WHAT YOU WILL DO:
Filter the material, keeping only lines with the word "LeeuwenCAM".

++++++++++

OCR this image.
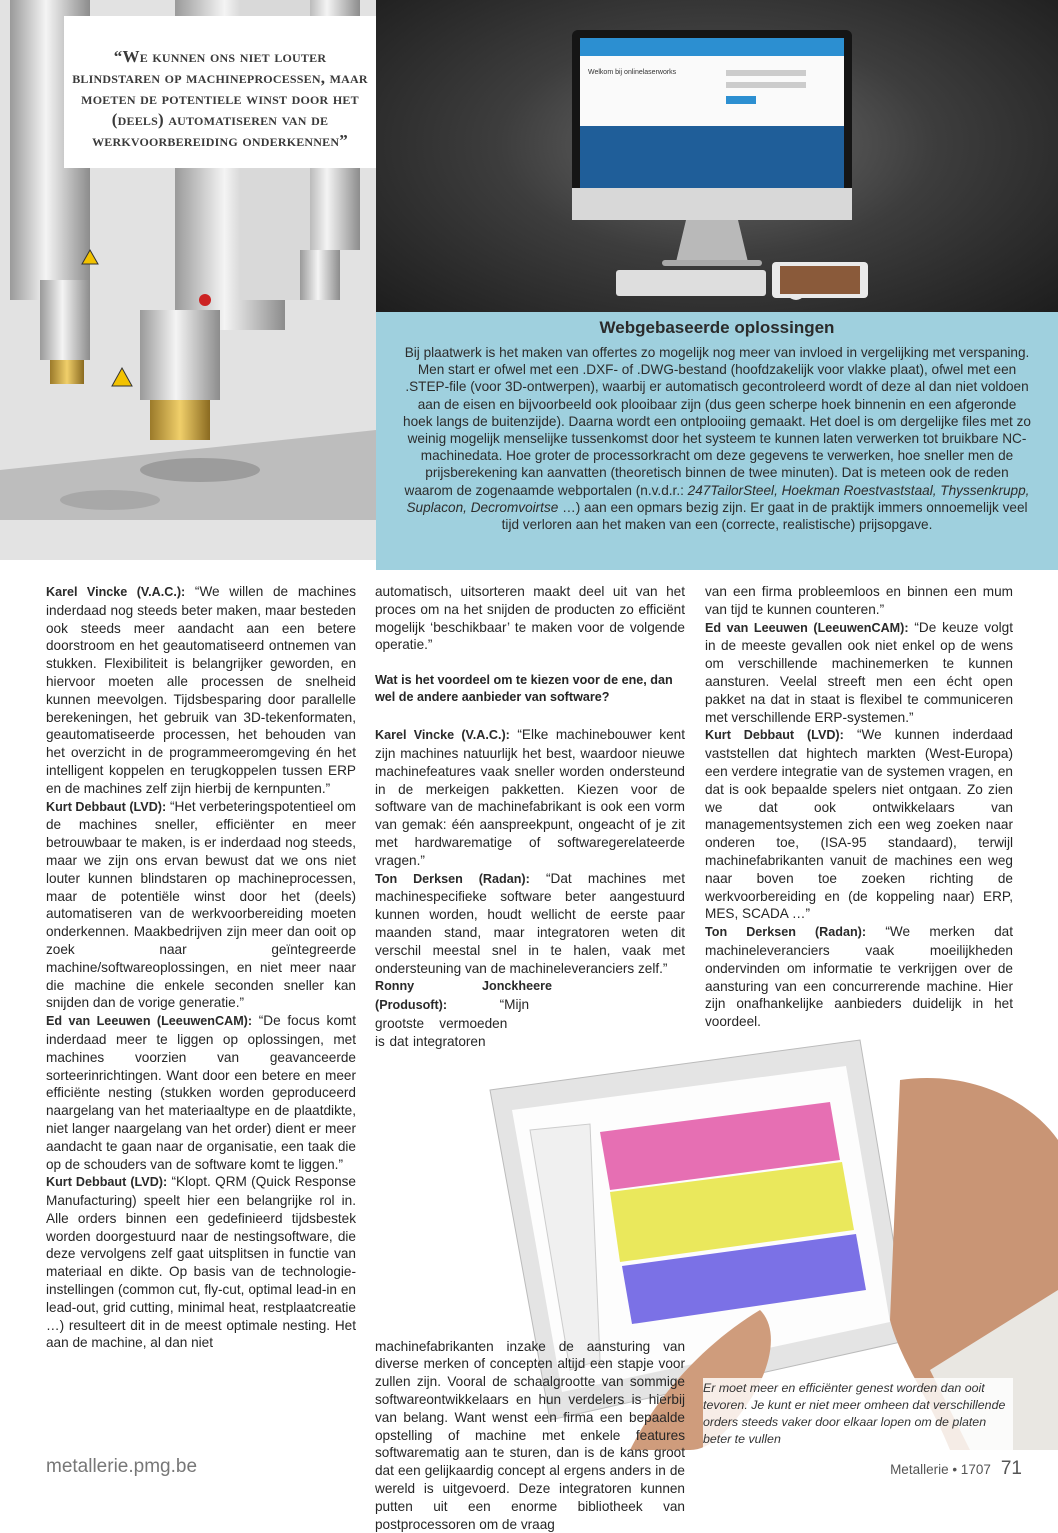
“We kunnen ons niet louter blindstaren op machineprocessen, maar moeten de potentiele winst door het (deels) automatiseren van de werkvoorbereiding onderkennen”

Welkom bij onlinelaserworks
Webgebaseerde oplossingen

Bij plaatwerk is het maken van offertes zo mogelijk nog meer van invloed in vergelijking met verspaning. Men start er ofwel met een .DXF- of .DWG-bestand (hoofdzakelijk voor vlakke plaat), ofwel met een .STEP-file (voor 3D-ontwerpen), waarbij er automatisch gecontroleerd wordt of deze al dan niet voldoen aan de eisen en bijvoorbeeld ook plooibaar zijn (dus geen scherpe hoek binnenin en een afgeronde hoek langs de buitenzijde). Daarna wordt een ontplooiing gemaakt. Het doel is om dergelijke files met zo weinig mogelijk menselijke tussenkomst door het systeem te kunnen laten verwerken tot bruikbare NC-machinedata. Hoe groter de processorkracht om deze gegevens te verwerken, hoe sneller men de prijsberekening kan aanvatten (theoretisch binnen de twee minuten). Dat is meteen ook de reden waarom de zogenaamde webportalen (n.v.d.r.: 247TailorSteel, Hoekman Roestvaststaal, Thyssenkrupp, Suplacon, Decromvoirtse …) aan een opmars bezig zijn. Er gaat in de praktijk immers onnoemelijk veel tijd verloren aan het maken van een (correcte, realistische) prijsopgave.

Karel Vincke (V.A.C.): “We willen de machines inderdaad nog steeds beter maken, maar besteden ook steeds meer aandacht aan een betere doorstroom en het geautomatiseerd ontnemen van stukken. Flexibiliteit is belangrijker geworden, en hiervoor moeten alle processen de snelheid kunnen meevolgen. Tijdsbesparing door parallelle berekeningen, het gebruik van 3D-tekenformaten, geautomatiseerde processen, het behouden van het overzicht in de programmeeromgeving én het intelligent koppelen en terugkoppelen tussen ERP en de machines zelf zijn hierbij de kernpunten.”

Kurt Debbaut (LVD): “Het verbeteringspotentieel om de machines sneller, efficiënter en meer betrouwbaar te maken, is er inderdaad nog steeds, maar we zijn ons ervan bewust dat we ons niet louter kunnen blindstaren op machineprocessen, maar de potentiële winst door het (deels) automatiseren van de werkvoorbereiding moeten onderkennen. Maakbedrijven zijn meer dan ooit op zoek naar geïntegreerde machine/softwareoplossingen, en niet meer naar die machine die enkele seconden sneller kan snijden dan de vorige generatie.”

Ed van Leeuwen (LeeuwenCAM): “De focus komt inderdaad meer te liggen op oplossingen, met machines voorzien van geavanceerde sorteerinrichtingen. Want door een betere en meer efficiënte nesting (stukken worden geproduceerd naargelang van het materiaaltype en de plaatdikte, niet langer naargelang van het order) dient er meer aandacht te gaan naar de organisatie, een taak die op de schouders van de software komt te liggen.”

Kurt Debbaut (LVD): “Klopt. QRM (Quick Response Manufacturing) speelt hier een belangrijke rol in. Alle orders binnen een gedefinieerd tijdsbestek worden doorgestuurd naar de nestingsoftware, die deze vervolgens zelf gaat uitsplitsen in functie van materiaal en dikte. Op basis van de technologie-instellingen (common cut, fly-cut, optimal lead-in en lead-out, grid cutting, minimal heat, restplaatcreatie …) resulteert dit in de meest optimale nesting. Het aan de machine, al dan niet

automatisch, uitsorteren maakt deel uit van het proces om na het snijden de producten zo efficiënt mogelijk ‘beschikbaar’ te maken voor de volgende operatie.”

Wat is het voordeel om te kiezen voor de ene, dan wel de andere aanbieder van software?

Karel Vincke (V.A.C.): “Elke machinebouwer kent zijn machines natuurlijk het best, waardoor nieuwe machinefeatures vaak sneller worden ondersteund in de merkeigen pakketten. Kiezen voor de software van de machinefabrikant is ook een vorm van gemak: één aanspreekpunt, ongeacht of je zit met hardwarematige of softwaregerelateerde vragen.”

Ton Derksen (Radan): “Dat machines met machinespecifieke software beter aangestuurd kunnen worden, houdt wellicht de eerste paar maanden stand, maar integratoren weten dit verschil meestal snel in te halen, vaak met ondersteuning van de machineleveranciers zelf.”

Ronny Jonckheere (Produsoft): “Mijn grootste vermoeden is dat integratoren machinefabrikanten inzake de aansturing van diverse merken of concepten altijd een stapje voor zullen zijn. Vooral de schaalgrootte van sommige softwareontwikkelaars en hun verdelers is hierbij van belang. Want wenst een firma een bepaalde opstelling of machine met enkele features softwarematig aan te sturen, dan is de kans groot dat een gelijkaardig concept al ergens anders in de wereld is uitgevoerd. Deze integratoren kunnen putten uit een enorme bibliotheek van postprocessoren om de vraag

van een firma probleemloos en binnen een mum van tijd te kunnen counteren.”

Ed van Leeuwen (LeeuwenCAM): “De keuze volgt in de meeste gevallen ook niet enkel op de wens om verschillende machinemerken te kunnen aansturen. Veelal streeft men een écht open pakket na dat in staat is flexibel te communiceren met verschillende ERP-systemen.”

Kurt Debbaut (LVD): “We kunnen inderdaad vaststellen dat hightech markten (West-Europa) een verdere integratie van de systemen vragen, en dat is ook bepaalde spelers niet ontgaan. Zo zien we dat ook ontwikkelaars van managementsystemen zich een weg zoeken naar onderen toe, (ISA-95 standaard), terwijl machinefabrikanten vanuit de machines een weg naar boven toe zoeken richting de werkvoorbereiding en (de koppeling naar) ERP, MES, SCADA …”

Ton Derksen (Radan): “We merken dat machineleveranciers vaak moeilijkheden ondervinden om informatie te verkrijgen over de aansturing van een concurrerende machine. Hier zijn onafhankelijke aanbieders duidelijk in het voordeel.

Er moet meer en efficiënter genest worden dan ooit tevoren. Je kunt er niet meer omheen dat verschillende orders steeds vaker door elkaar lopen om de platen beter te vullen

metallerie.pmg.be	Metallerie • 1707 71
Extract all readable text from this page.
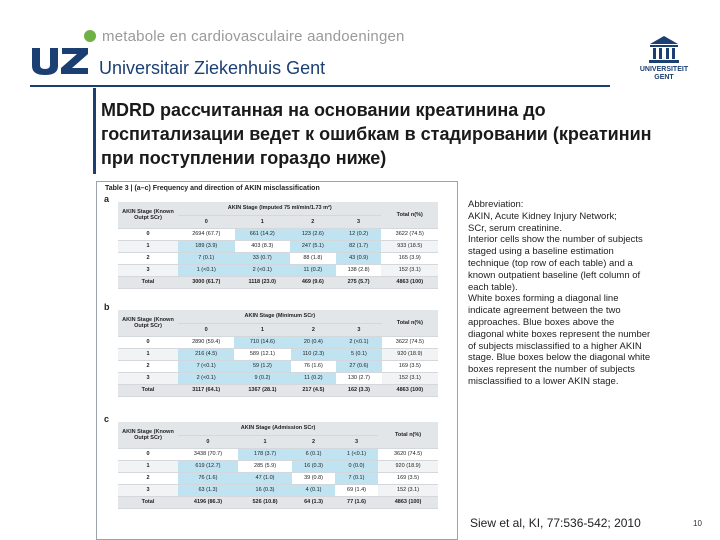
metabole en cardiovasculaire aandoeningen
Universitair Ziekenhuis Gent	UNIVERSITEIT GENT
MDRD рассчитанная на основании креатинина до госпитализации ведет к ошибкам в стадировании (креатинин при поступлении гораздо ниже)
Table 3 | (a–c) Frequency and direction of AKIN misclassification
a
AKIN Stage (Known Outpt SCr)	AKIN Stage (Imputed 75 ml/min/1.73 m²)				Total n(%)
	0	1	2	3	
0	2694 (67.7)	661 (14.2)	123 (2.6)	12 (0.2)	3622 (74.5)
1	189 (3.9)	403 (8.3)	247 (5.1)	82 (1.7)	933 (18.5)
2	7 (0.1)	33 (0.7)	88 (1.8)	43 (0.9)	165 (3.9)
3	1 (<0.1)	2 (<0.1)	11 (0.2)	138 (2.8)	152 (3.1)
Total	3000 (61.7)	1118 (23.0)	469 (9.6)	275 (5.7)	4863 (100)
b
AKIN Stage (Known Outpt SCr)	AKIN Stage (Minimum SCr)				Total n(%)
	0	1	2	3	
0	2890 (59.4)	710 (14.6)	20 (0.4)	2 (<0.1)	3622 (74.5)
1	216 (4.5)	589 (12.1)	110 (2.3)	5 (0.1)	920 (18.9)
2	7 (<0.1)	59 (1.2)	76 (1.6)	27 (0.6)	169 (3.5)
3	2 (<0.1)	9 (0.2)	11 (0.2)	130 (2.7)	152 (3.1)
Total	3117 (64.1)	1367 (28.1)	217 (4.5)	162 (3.3)	4863 (100)
c
AKIN Stage (Known Outpt SCr)	AKIN Stage (Admission SCr)				Total n(%)
	0	1	2	3	
0	3438 (70.7)	178 (3.7)	6 (0.1)	1 (<0.1)	3620 (74.5)
1	619 (12.7)	285 (5.9)	16 (0.3)	0 (0.0)	920 (18.9)
2	76 (1.6)	47 (1.0)	39 (0.8)	7 (0.1)	169 (3.5)
3	63 (1.3)	16 (0.3)	4 (0.1)	69 (1.4)	152 (3.1)
Total	4196 (86.3)	526 (10.8)	64 (1.3)	77 (1.6)	4863 (100)
Abbreviation:
AKIN, Acute Kidney Injury Network;
SCr, serum creatinine.
Interior cells show the number of subjects
staged using a baseline estimation
technique (top row of each table) and a
known outpatient baseline (left column of
each table).
White boxes forming a diagonal line
indicate agreement between the two
approaches. Blue boxes above the
diagonal white boxes represent the number
of subjects misclassified to a higher AKIN
stage. Blue boxes below the diagonal white
boxes represent the number of subjects
misclassified to a lower AKIN stage.
Siew et al, KI, 77:536-542; 2010	10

++++++++++

RESULT OF THE TASK:
Ed van Leeuwen (LeeuwenCAM): “De focus komt inderdaad meer te liggen op oplossingen, met machines voorzien van geavanceerde sorteerinrichtingen. Want door een betere en meer efficiënte nesting (stukken worden geproduceerd naargelang van het materiaaltype en de plaatdikte, niet langer naargelang van het order) dient er meer aandacht te gaan naar de organisatie, een taak die op de schouders van de software komt te liggen.”
Ed van Leeuwen (LeeuwenCAM): “De keuze volgt in de meeste gevallen ook niet enkel op de wens om verschillende machinemerken te kunnen aansturen. Veelal streeft men een écht open pakket na dat in staat is flexibel te communiceren met verschillende ERP-systemen.”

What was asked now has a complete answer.